(Stored data)
## BEGIN

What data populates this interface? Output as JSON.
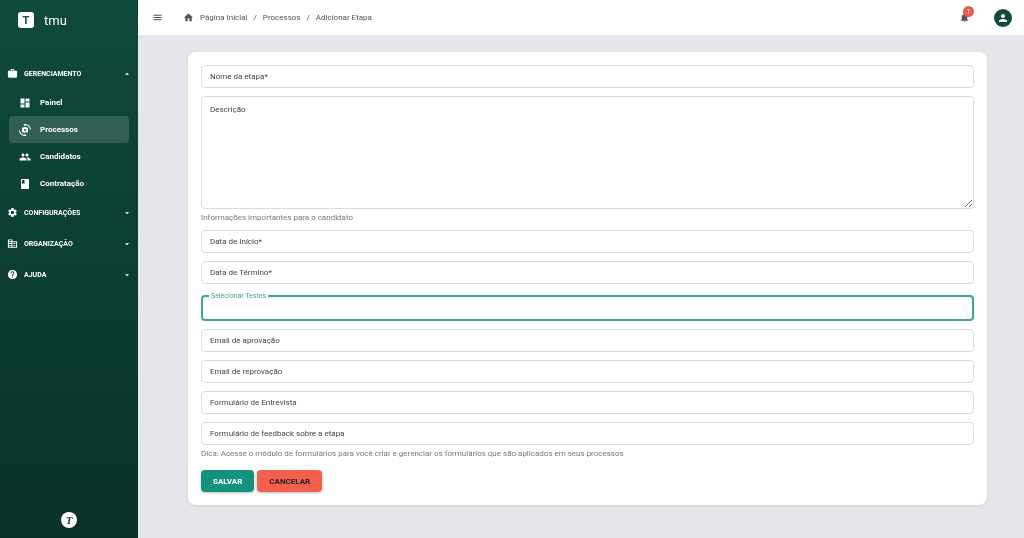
{
  "sidebar": {
    "logo": "T",
    "brand": "tmu",
    "groups": [
      {
        "label": "GERENCIAMENTO",
        "expanded": true,
        "items": [
          {
            "label": "Painel",
            "selected": false
          },
          {
            "label": "Processos",
            "selected": true
          },
          {
            "label": "Candidatos",
            "selected": false
          },
          {
            "label": "Contratação",
            "selected": false
          }
        ]
      },
      {
        "label": "CONFIGURAÇÕES",
        "expanded": false
      },
      {
        "label": "ORGANIZAÇÃO",
        "expanded": false
      },
      {
        "label": "AJUDA",
        "expanded": false
      }
    ],
    "footer_logo": "T"
  },
  "header": {
    "breadcrumb": [
      {
        "label": "Página Inicial"
      },
      {
        "separator": "/",
        "label": "Processos"
      },
      {
        "separator": "/",
        "label": "Adicionar Etapa"
      }
    ],
    "notifications": "1"
  },
  "form": {
    "fields": [
      {
        "kind": "input",
        "placeholder": "Nome da etapa*"
      },
      {
        "kind": "textarea",
        "placeholder": "Descrição",
        "helper": "Informações importantes para o candidato"
      },
      {
        "kind": "input",
        "placeholder": "Data de Início*"
      },
      {
        "kind": "input",
        "placeholder": "Data de Término*"
      },
      {
        "kind": "select",
        "label": "Selecionar Testes",
        "focused": true
      },
      {
        "kind": "input",
        "placeholder": "Email de aprovação"
      },
      {
        "kind": "input",
        "placeholder": "Email de reprovação"
      },
      {
        "kind": "input",
        "placeholder": "Formulário de Entrevista"
      },
      {
        "kind": "input",
        "placeholder": "Formulário de feedback sobre a etapa",
        "helper": "Dica: Acesse o módulo de formulários para você criar e gerenciar os formulários que são aplicados em seus processos"
      }
    ],
    "buttons": [
      {
        "kind": "primary",
        "label": "SALVAR"
      },
      {
        "kind": "danger",
        "label": "CANCELAR"
      }
    ]
  }
}
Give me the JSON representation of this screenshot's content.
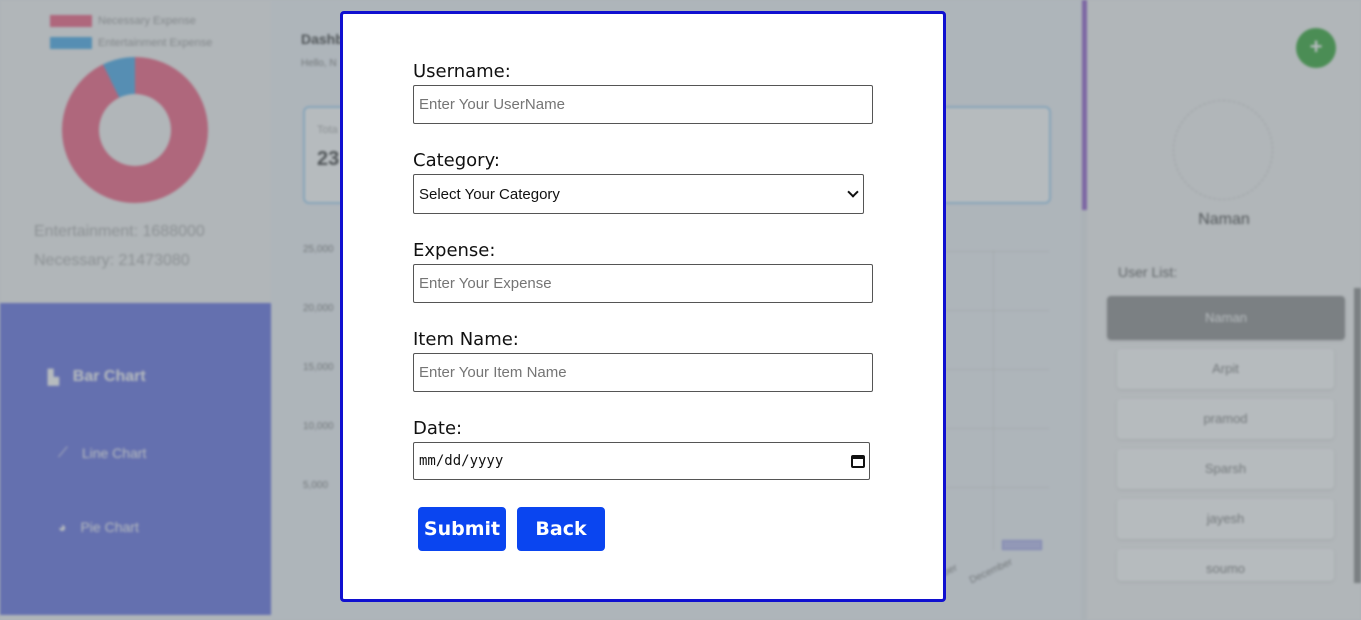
{
  "background": {
    "legend": [
      {
        "label": "Necessary Expense",
        "color": "#f0567a"
      },
      {
        "label": "Entertainment Expense",
        "color": "#3ea5e8"
      }
    ],
    "stats": {
      "entertainment": "Entertainment: 1688000",
      "necessary": "Necessary: 21473080"
    },
    "nav": [
      {
        "label": "Bar Chart",
        "icon": "bar-chart-icon"
      },
      {
        "label": "Line Chart",
        "icon": "line-chart-icon"
      },
      {
        "label": "Pie Chart",
        "icon": "pie-chart-icon"
      }
    ],
    "dashboard_title": "Dashb",
    "dashboard_subtitle": "Hello, N",
    "card_label": "Tota",
    "card_value": "23",
    "y_ticks": [
      "25,000",
      "20,000",
      "15,000",
      "10,000",
      "5,000"
    ],
    "x_labels": [
      "ber",
      "December"
    ],
    "profile_name": "Naman",
    "user_list_title": "User List:",
    "users": [
      "Naman",
      "Arpit",
      "pramod",
      "Sparsh",
      "jayesh",
      "soumo"
    ],
    "add_label": "+"
  },
  "form": {
    "username_label": "Username:",
    "username_placeholder": "Enter Your UserName",
    "category_label": "Category:",
    "category_value": "Select Your Category",
    "expense_label": "Expense:",
    "expense_placeholder": "Enter Your Expense",
    "item_label": "Item Name:",
    "item_placeholder": "Enter Your Item Name",
    "date_label": "Date:",
    "date_value": "mm/dd/yyyy",
    "submit_label": "Submit",
    "back_label": "Back"
  },
  "colors": {
    "modal_border": "#1010d0",
    "button": "#0a45f0",
    "nav": "#5b68e0",
    "add_button": "#29a32c"
  }
}
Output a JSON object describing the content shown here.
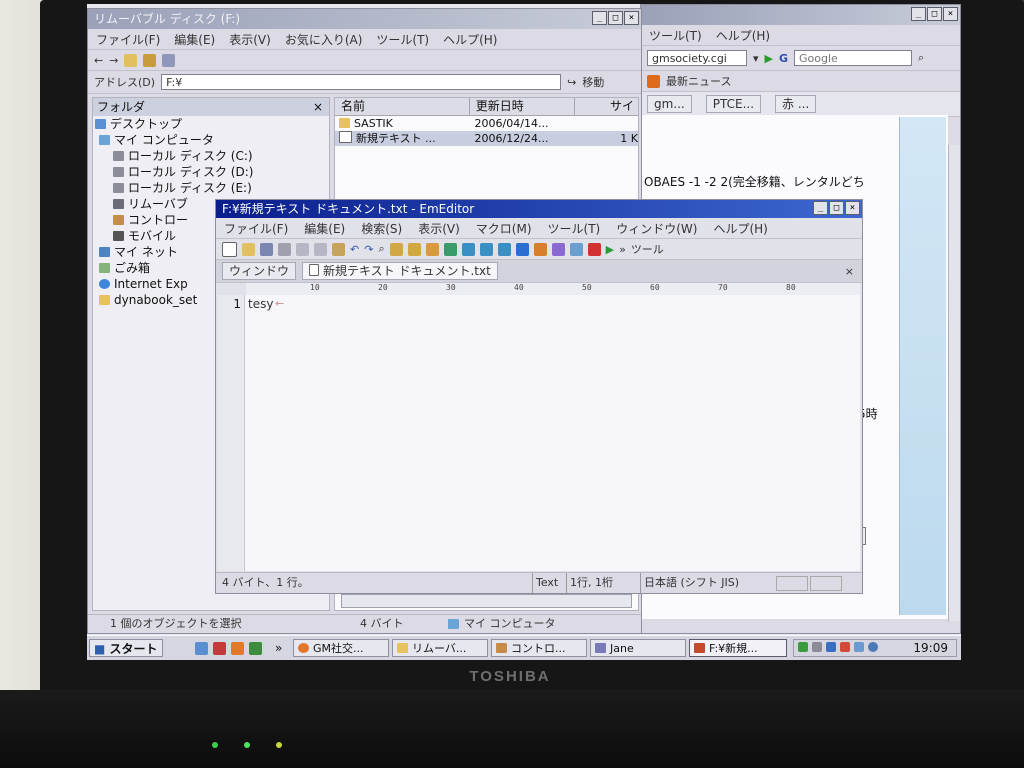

## END

§ WHAT IS REQUIRED
Output the material word for word, omitting its pictures.

§ ANSWER FOR THE TASK
What data populates this interface? Output as JSON.
{
  "sidebar": {
    "logo": "T",
    "brand": "tmu",
    "groups": [
      {
        "label": "GERENCIAMENTO",
        "expanded": true,
        "items": [
          {
            "label": "Painel",
            "selected": false
          },
          {
            "label": "Processos",
            "selected": true
          },
          {
            "label": "Candidatos",
            "selected": false
          },
          {
            "label": "Contratação",
            "selected": false
          }
        ]
      },
      {
        "label": "CONFIGURAÇÕES",
        "expanded": false
      },
      {
        "label": "ORGANIZAÇÃO",
        "expanded": false
      },
      {
        "label": "AJUDA",
        "expanded": false
      }
    ],
    "footer_logo": "T"
  },
  "header": {
    "breadcrumb": [
      {
        "label": "Página Inicial"
      },
      {
        "separator": "/",
        "label": "Processos"
      },
      {
        "separator": "/",
        "label": "Adicionar Etapa"
      }
    ],
    "notifications": "1"
  },
  "form": {
    "fields": [
      {
        "kind": "input",
        "placeholder": "Nome da etapa*"
      },
      {
        "kind": "textarea",
        "placeholder": "Descrição",
        "helper": "Informações importantes para o candidato"
      },
      {
        "kind": "input",
        "placeholder": "Data de Início*"
      },
      {
        "kind": "input",
        "placeholder": "Data de Término*"
      },
      {
        "kind": "select",
        "label": "Selecionar Testes",
        "focused": true
      },
      {
        "kind": "input",
        "placeholder": "Email de aprovação"
      },
      {
        "kind": "input",
        "placeholder": "Email de reprovação"
      },
      {
        "kind": "input",
        "placeholder": "Formulário de Entrevista"
      },
      {
        "kind": "input",
        "placeholder": "Formulário de feedback sobre a etapa",
        "helper": "Dica: Acesse o módulo de formulários para você criar e gerenciar os formulários que são aplicados em seus processos"
      }
    ],
    "buttons": [
      {
        "kind": "primary",
        "label": "SALVAR"
      },
      {
        "kind": "danger",
        "label": "CANCELAR"
      }
    ]
  }
}
Give me the JSON representation of this screenshot's content.
{
  "background": {
    "legend": [
      {
        "label": "Necessary Expense",
        "color": "#f0567a"
      },
      {
        "label": "Entertainment Expense",
        "color": "#3ea5e8"
      }
    ],
    "stats": {
      "entertainment": "Entertainment: 1688000",
      "necessary": "Necessary: 21473080"
    },
    "nav": [
      {
        "label": "Bar Chart",
        "icon": "bar-chart-icon"
      },
      {
        "label": "Line Chart",
        "icon": "line-chart-icon"
      },
      {
        "label": "Pie Chart",
        "icon": "pie-chart-icon"
      }
    ],
    "dashboard_title": "Dashb",
    "dashboard_subtitle": "Hello, N",
    "card_label": "Tota",
    "card_value": "23",
    "y_ticks": [
      "25,000",
      "20,000",
      "15,000",
      "10,000",
      "5,000"
    ],
    "x_labels": [
      "ber",
      "December"
    ],
    "profile_name": "Naman",
    "user_list_title": "User List:",
    "users": [
      "Naman",
      "Arpit",
      "pramod",
      "Sparsh",
      "jayesh",
      "soumo"
    ],
    "add_label": "+"
  },
  "form": {
    "username_label": "Username:",
    "username_placeholder": "Enter Your UserName",
    "category_label": "Category:",
    "category_value": "Select Your Category",
    "expense_label": "Expense:",
    "expense_placeholder": "Enter Your Expense",
    "item_label": "Item Name:",
    "item_placeholder": "Enter Your Item Name",
    "date_label": "Date:",
    "date_value": "mm/dd/yyyy",
    "submit_label": "Submit",
    "back_label": "Back"
  },
  "colors": {
    "modal_border": "#1010d0",
    "button": "#0a45f0",
    "nav": "#5b68e0",
    "add_button": "#29a32c"
  }
}
Output a JSON object describing the content shown here.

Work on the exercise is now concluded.